• GIVEN PROBLEM: Reproduce the records below in full and exactly, without their images.

BEGIN GIVEN RECORDS

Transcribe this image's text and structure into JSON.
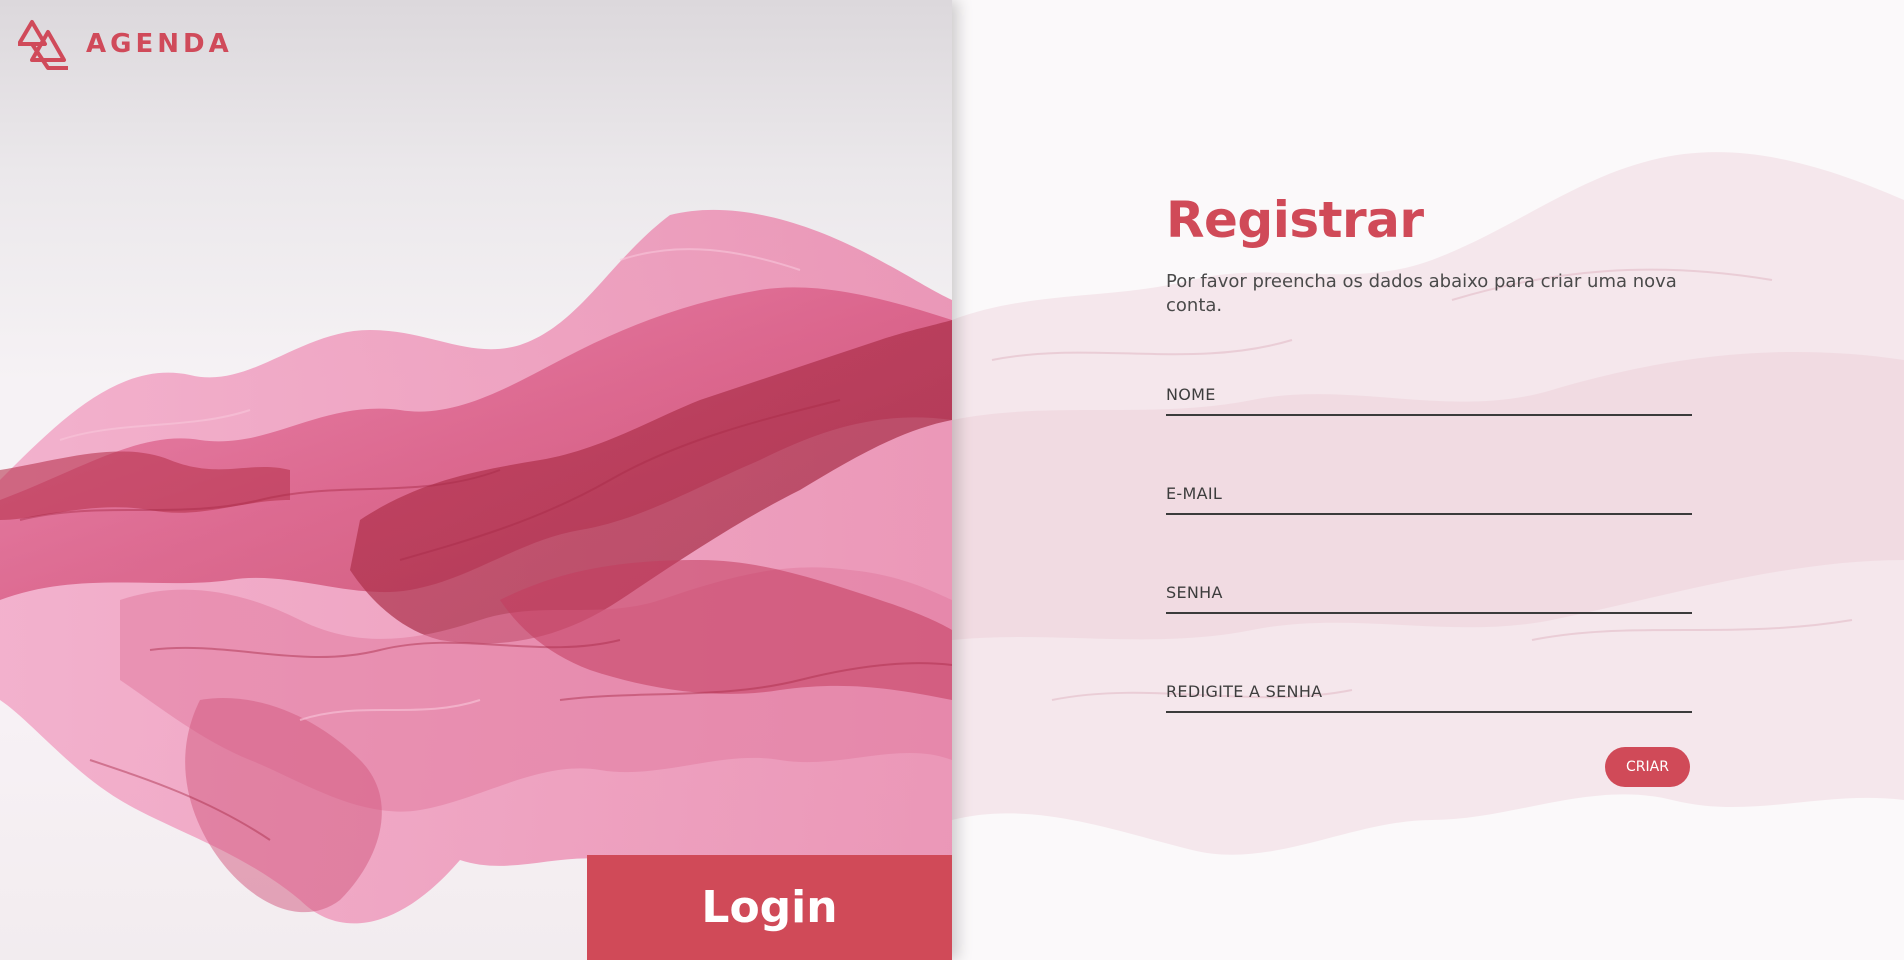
{
  "brand": {
    "name": "AGENDA",
    "icon": "triangles-logo-icon",
    "color": "#d04a5a"
  },
  "hero": {
    "image": "pink-silk-fabric-illustration",
    "login_label": "Login"
  },
  "form": {
    "title": "Registrar",
    "subtitle": "Por favor preencha os dados abaixo para criar uma nova conta.",
    "fields": [
      {
        "placeholder": "NOME",
        "value": ""
      },
      {
        "placeholder": "E-MAIL",
        "value": ""
      },
      {
        "placeholder": "SENHA",
        "value": ""
      },
      {
        "placeholder": "REDIGITE A SENHA",
        "value": ""
      }
    ],
    "submit_label": "CRIAR"
  },
  "colors": {
    "accent": "#d04a58",
    "text": "#4a4a4a",
    "background": "#fbf9fa"
  }
}
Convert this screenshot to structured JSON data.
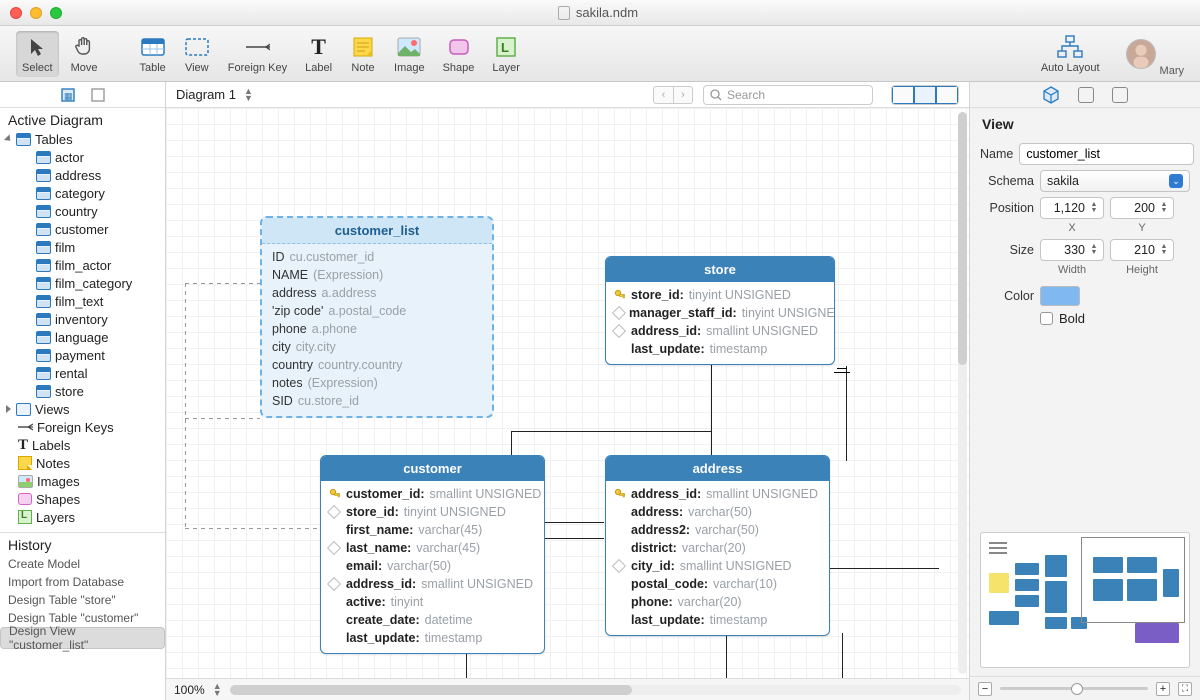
{
  "window": {
    "title": "sakila.ndm"
  },
  "user": {
    "name": "Mary"
  },
  "toolbar": {
    "select": "Select",
    "move": "Move",
    "table": "Table",
    "view": "View",
    "foreign_key": "Foreign Key",
    "label": "Label",
    "note": "Note",
    "image": "Image",
    "shape": "Shape",
    "layer": "Layer",
    "auto_layout": "Auto Layout"
  },
  "sidebar": {
    "active_diagram": "Active Diagram",
    "tables_label": "Tables",
    "tables": [
      "actor",
      "address",
      "category",
      "country",
      "customer",
      "film",
      "film_actor",
      "film_category",
      "film_text",
      "inventory",
      "language",
      "payment",
      "rental",
      "store"
    ],
    "views_label": "Views",
    "foreign_keys": "Foreign Keys",
    "labels": "Labels",
    "notes": "Notes",
    "images": "Images",
    "shapes": "Shapes",
    "layers": "Layers",
    "history_label": "History",
    "history": [
      "Create Model",
      "Import from Database",
      "Design Table \"store\"",
      "Design Table \"customer\"",
      "Design View \"customer_list\""
    ]
  },
  "docbar": {
    "diagram": "Diagram 1",
    "search_placeholder": "Search"
  },
  "zoom": {
    "percent": "100%"
  },
  "entities": {
    "customer_list": {
      "title": "customer_list",
      "rows": [
        {
          "n": "ID",
          "t": "cu.customer_id"
        },
        {
          "n": "NAME",
          "t": "(Expression)"
        },
        {
          "n": "address",
          "t": "a.address"
        },
        {
          "n": "'zip code'",
          "t": "a.postal_code"
        },
        {
          "n": "phone",
          "t": "a.phone"
        },
        {
          "n": "city",
          "t": "city.city"
        },
        {
          "n": "country",
          "t": "country.country"
        },
        {
          "n": "notes",
          "t": "(Expression)"
        },
        {
          "n": "SID",
          "t": "cu.store_id"
        }
      ]
    },
    "store": {
      "title": "store",
      "rows": [
        {
          "ic": "pk",
          "n": "store_id:",
          "t": "tinyint UNSIGNED"
        },
        {
          "ic": "d",
          "n": "manager_staff_id:",
          "t": "tinyint UNSIGNED"
        },
        {
          "ic": "d",
          "n": "address_id:",
          "t": "smallint UNSIGNED"
        },
        {
          "ic": "",
          "n": "last_update:",
          "t": "timestamp"
        }
      ]
    },
    "customer": {
      "title": "customer",
      "rows": [
        {
          "ic": "pk",
          "n": "customer_id:",
          "t": "smallint UNSIGNED"
        },
        {
          "ic": "d",
          "n": "store_id:",
          "t": "tinyint UNSIGNED"
        },
        {
          "ic": "",
          "n": "first_name:",
          "t": "varchar(45)"
        },
        {
          "ic": "d",
          "n": "last_name:",
          "t": "varchar(45)"
        },
        {
          "ic": "",
          "n": "email:",
          "t": "varchar(50)"
        },
        {
          "ic": "d",
          "n": "address_id:",
          "t": "smallint UNSIGNED"
        },
        {
          "ic": "",
          "n": "active:",
          "t": "tinyint"
        },
        {
          "ic": "",
          "n": "create_date:",
          "t": "datetime"
        },
        {
          "ic": "",
          "n": "last_update:",
          "t": "timestamp"
        }
      ]
    },
    "address": {
      "title": "address",
      "rows": [
        {
          "ic": "pk",
          "n": "address_id:",
          "t": "smallint UNSIGNED"
        },
        {
          "ic": "",
          "n": "address:",
          "t": "varchar(50)"
        },
        {
          "ic": "",
          "n": "address2:",
          "t": "varchar(50)"
        },
        {
          "ic": "",
          "n": "district:",
          "t": "varchar(20)"
        },
        {
          "ic": "d",
          "n": "city_id:",
          "t": "smallint UNSIGNED"
        },
        {
          "ic": "",
          "n": "postal_code:",
          "t": "varchar(10)"
        },
        {
          "ic": "",
          "n": "phone:",
          "t": "varchar(20)"
        },
        {
          "ic": "",
          "n": "last_update:",
          "t": "timestamp"
        }
      ]
    }
  },
  "inspector": {
    "heading": "View",
    "name_label": "Name",
    "name_value": "customer_list",
    "schema_label": "Schema",
    "schema_value": "sakila",
    "position_label": "Position",
    "pos_x": "1,120",
    "pos_y": "200",
    "x_label": "X",
    "y_label": "Y",
    "size_label": "Size",
    "size_w": "330",
    "size_h": "210",
    "w_label": "Width",
    "h_label": "Height",
    "color_label": "Color",
    "bold_label": "Bold"
  }
}
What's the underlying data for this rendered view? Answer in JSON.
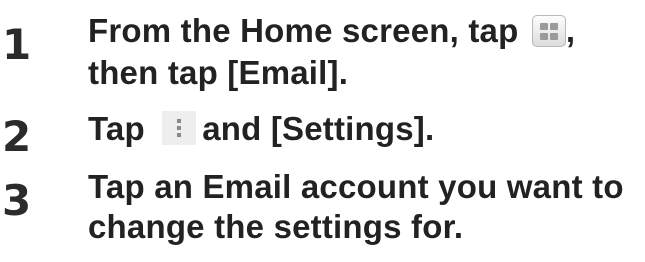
{
  "steps": [
    {
      "number": "1",
      "line1_before_icon": "From the Home screen, tap ",
      "line1_after_icon": ",",
      "line2": "then tap [Email]."
    },
    {
      "number": "2",
      "before_icon": "Tap ",
      "after_icon": "and [Settings]."
    },
    {
      "number": "3",
      "line1": "Tap an Email account you want to",
      "line2": "change the settings for."
    }
  ],
  "icons": {
    "step1": "apps-icon",
    "step2": "menu-icon"
  }
}
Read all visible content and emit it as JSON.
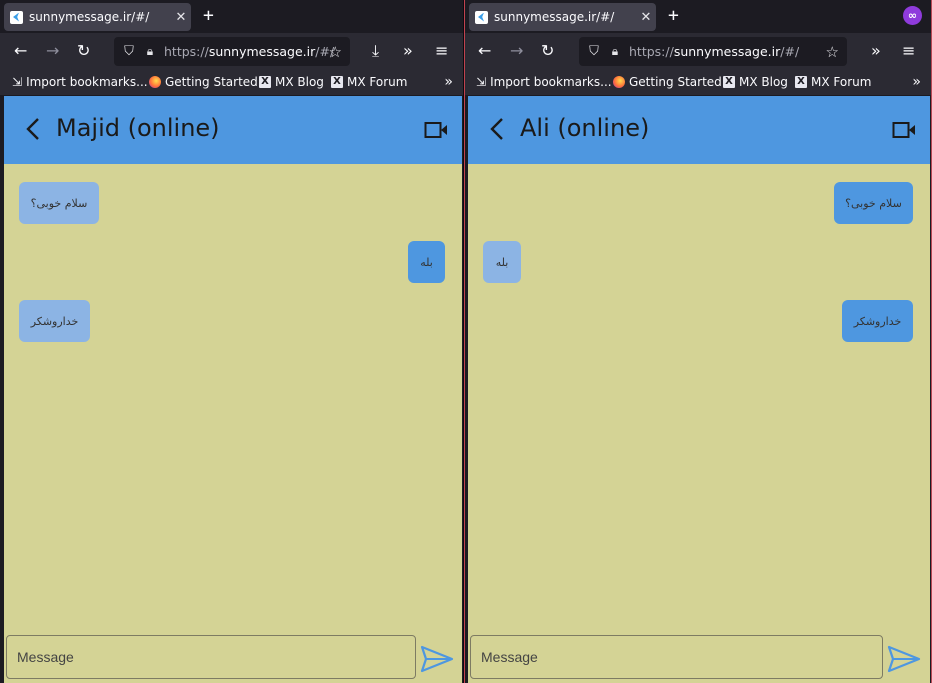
{
  "windows": [
    {
      "tab_title": "sunnymessage.ir/#/",
      "url_protocol": "https://",
      "url_host": "sunnymessage.ir",
      "url_path": "/#/",
      "bookmarks": [
        {
          "label": "Import bookmarks...",
          "icon": "import-icon"
        },
        {
          "label": "Getting Started",
          "icon": "firefox-icon"
        },
        {
          "label": "MX Blog",
          "icon": "mx-icon"
        },
        {
          "label": "MX Forum",
          "icon": "mx-icon"
        }
      ],
      "chat_title": "Majid (online)",
      "messages": [
        {
          "text": "سلام خوبی؟",
          "side": "incoming"
        },
        {
          "text": "بله",
          "side": "outgoing"
        },
        {
          "text": "خداروشکر",
          "side": "incoming"
        }
      ],
      "input_placeholder": "Message"
    },
    {
      "tab_title": "sunnymessage.ir/#/",
      "url_protocol": "https://",
      "url_host": "sunnymessage.ir",
      "url_path": "/#/",
      "bookmarks": [
        {
          "label": "Import bookmarks...",
          "icon": "import-icon"
        },
        {
          "label": "Getting Started",
          "icon": "firefox-icon"
        },
        {
          "label": "MX Blog",
          "icon": "mx-icon"
        },
        {
          "label": "MX Forum",
          "icon": "mx-icon"
        }
      ],
      "chat_title": "Ali (online)",
      "messages": [
        {
          "text": "سلام خوبی؟",
          "side": "outgoing"
        },
        {
          "text": "بله",
          "side": "incoming"
        },
        {
          "text": "خداروشکر",
          "side": "outgoing"
        }
      ],
      "input_placeholder": "Message"
    }
  ],
  "colors": {
    "appbar": "#4e97e0",
    "chat_background": "#d4d395",
    "bubble_incoming": "#8cb4e4",
    "bubble_outgoing": "#4e97e0",
    "browser_chrome": "#2b2a33"
  }
}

END GIVEN RECORDS

• PROBLEM SOLUTION:
Transcribe this image's text and structure into JSON.
{
  "brand": {
    "name": "AGENDA",
    "icon": "triangles-logo-icon",
    "color": "#d04a5a"
  },
  "hero": {
    "image": "pink-silk-fabric-illustration",
    "login_label": "Login"
  },
  "form": {
    "title": "Registrar",
    "subtitle": "Por favor preencha os dados abaixo para criar uma nova conta.",
    "fields": [
      {
        "placeholder": "NOME",
        "value": ""
      },
      {
        "placeholder": "E-MAIL",
        "value": ""
      },
      {
        "placeholder": "SENHA",
        "value": ""
      },
      {
        "placeholder": "REDIGITE A SENHA",
        "value": ""
      }
    ],
    "submit_label": "CRIAR"
  },
  "colors": {
    "accent": "#d04a58",
    "text": "#4a4a4a",
    "background": "#fbf9fa"
  }
}
Convert this screenshot to structured JSON data.
{
  "window": {
    "title": "sakila.ndm"
  },
  "user": {
    "name": "Mary"
  },
  "toolbar": {
    "select": "Select",
    "move": "Move",
    "table": "Table",
    "view": "View",
    "foreign_key": "Foreign Key",
    "label": "Label",
    "note": "Note",
    "image": "Image",
    "shape": "Shape",
    "layer": "Layer",
    "auto_layout": "Auto Layout"
  },
  "sidebar": {
    "active_diagram": "Active Diagram",
    "tables_label": "Tables",
    "tables": [
      "actor",
      "address",
      "category",
      "country",
      "customer",
      "film",
      "film_actor",
      "film_category",
      "film_text",
      "inventory",
      "language",
      "payment",
      "rental",
      "store"
    ],
    "views_label": "Views",
    "foreign_keys": "Foreign Keys",
    "labels": "Labels",
    "notes": "Notes",
    "images": "Images",
    "shapes": "Shapes",
    "layers": "Layers",
    "history_label": "History",
    "history": [
      "Create Model",
      "Import from Database",
      "Design Table \"store\"",
      "Design Table \"customer\"",
      "Design View \"customer_list\""
    ]
  },
  "docbar": {
    "diagram": "Diagram 1",
    "search_placeholder": "Search"
  },
  "zoom": {
    "percent": "100%"
  },
  "entities": {
    "customer_list": {
      "title": "customer_list",
      "rows": [
        {
          "n": "ID",
          "t": "cu.customer_id"
        },
        {
          "n": "NAME",
          "t": "(Expression)"
        },
        {
          "n": "address",
          "t": "a.address"
        },
        {
          "n": "'zip code'",
          "t": "a.postal_code"
        },
        {
          "n": "phone",
          "t": "a.phone"
        },
        {
          "n": "city",
          "t": "city.city"
        },
        {
          "n": "country",
          "t": "country.country"
        },
        {
          "n": "notes",
          "t": "(Expression)"
        },
        {
          "n": "SID",
          "t": "cu.store_id"
        }
      ]
    },
    "store": {
      "title": "store",
      "rows": [
        {
          "ic": "pk",
          "n": "store_id:",
          "t": "tinyint UNSIGNED"
        },
        {
          "ic": "d",
          "n": "manager_staff_id:",
          "t": "tinyint UNSIGNED"
        },
        {
          "ic": "d",
          "n": "address_id:",
          "t": "smallint UNSIGNED"
        },
        {
          "ic": "",
          "n": "last_update:",
          "t": "timestamp"
        }
      ]
    },
    "customer": {
      "title": "customer",
      "rows": [
        {
          "ic": "pk",
          "n": "customer_id:",
          "t": "smallint UNSIGNED"
        },
        {
          "ic": "d",
          "n": "store_id:",
          "t": "tinyint UNSIGNED"
        },
        {
          "ic": "",
          "n": "first_name:",
          "t": "varchar(45)"
        },
        {
          "ic": "d",
          "n": "last_name:",
          "t": "varchar(45)"
        },
        {
          "ic": "",
          "n": "email:",
          "t": "varchar(50)"
        },
        {
          "ic": "d",
          "n": "address_id:",
          "t": "smallint UNSIGNED"
        },
        {
          "ic": "",
          "n": "active:",
          "t": "tinyint"
        },
        {
          "ic": "",
          "n": "create_date:",
          "t": "datetime"
        },
        {
          "ic": "",
          "n": "last_update:",
          "t": "timestamp"
        }
      ]
    },
    "address": {
      "title": "address",
      "rows": [
        {
          "ic": "pk",
          "n": "address_id:",
          "t": "smallint UNSIGNED"
        },
        {
          "ic": "",
          "n": "address:",
          "t": "varchar(50)"
        },
        {
          "ic": "",
          "n": "address2:",
          "t": "varchar(50)"
        },
        {
          "ic": "",
          "n": "district:",
          "t": "varchar(20)"
        },
        {
          "ic": "d",
          "n": "city_id:",
          "t": "smallint UNSIGNED"
        },
        {
          "ic": "",
          "n": "postal_code:",
          "t": "varchar(10)"
        },
        {
          "ic": "",
          "n": "phone:",
          "t": "varchar(20)"
        },
        {
          "ic": "",
          "n": "last_update:",
          "t": "timestamp"
        }
      ]
    }
  },
  "inspector": {
    "heading": "View",
    "name_label": "Name",
    "name_value": "customer_list",
    "schema_label": "Schema",
    "schema_value": "sakila",
    "position_label": "Position",
    "pos_x": "1,120",
    "pos_y": "200",
    "x_label": "X",
    "y_label": "Y",
    "size_label": "Size",
    "size_w": "330",
    "size_h": "210",
    "w_label": "Width",
    "h_label": "Height",
    "color_label": "Color",
    "bold_label": "Bold"
  }
}
What's the underlying data for this rendered view? Answer in JSON.
{
  "steps": [
    {
      "number": "1",
      "line1_before_icon": "From the Home screen, tap ",
      "line1_after_icon": ",",
      "line2": "then tap [Email]."
    },
    {
      "number": "2",
      "before_icon": "Tap ",
      "after_icon": "and [Settings]."
    },
    {
      "number": "3",
      "line1": "Tap an Email account you want to",
      "line2": "change the settings for."
    }
  ],
  "icons": {
    "step1": "apps-icon",
    "step2": "menu-icon"
  }
}
Read all visible content and emit it as JSON.
{
  "windows": [
    {
      "tab_title": "sunnymessage.ir/#/",
      "url_protocol": "https://",
      "url_host": "sunnymessage.ir",
      "url_path": "/#/",
      "bookmarks": [
        {
          "label": "Import bookmarks...",
          "icon": "import-icon"
        },
        {
          "label": "Getting Started",
          "icon": "firefox-icon"
        },
        {
          "label": "MX Blog",
          "icon": "mx-icon"
        },
        {
          "label": "MX Forum",
          "icon": "mx-icon"
        }
      ],
      "chat_title": "Majid (online)",
      "messages": [
        {
          "text": "سلام خوبی؟",
          "side": "incoming"
        },
        {
          "text": "بله",
          "side": "outgoing"
        },
        {
          "text": "خداروشکر",
          "side": "incoming"
        }
      ],
      "input_placeholder": "Message"
    },
    {
      "tab_title": "sunnymessage.ir/#/",
      "url_protocol": "https://",
      "url_host": "sunnymessage.ir",
      "url_path": "/#/",
      "bookmarks": [
        {
          "label": "Import bookmarks...",
          "icon": "import-icon"
        },
        {
          "label": "Getting Started",
          "icon": "firefox-icon"
        },
        {
          "label": "MX Blog",
          "icon": "mx-icon"
        },
        {
          "label": "MX Forum",
          "icon": "mx-icon"
        }
      ],
      "chat_title": "Ali (online)",
      "messages": [
        {
          "text": "سلام خوبی؟",
          "side": "outgoing"
        },
        {
          "text": "بله",
          "side": "incoming"
        },
        {
          "text": "خداروشکر",
          "side": "outgoing"
        }
      ],
      "input_placeholder": "Message"
    }
  ],
  "colors": {
    "appbar": "#4e97e0",
    "chat_background": "#d4d395",
    "bubble_incoming": "#8cb4e4",
    "bubble_outgoing": "#4e97e0",
    "browser_chrome": "#2b2a33"
  }
}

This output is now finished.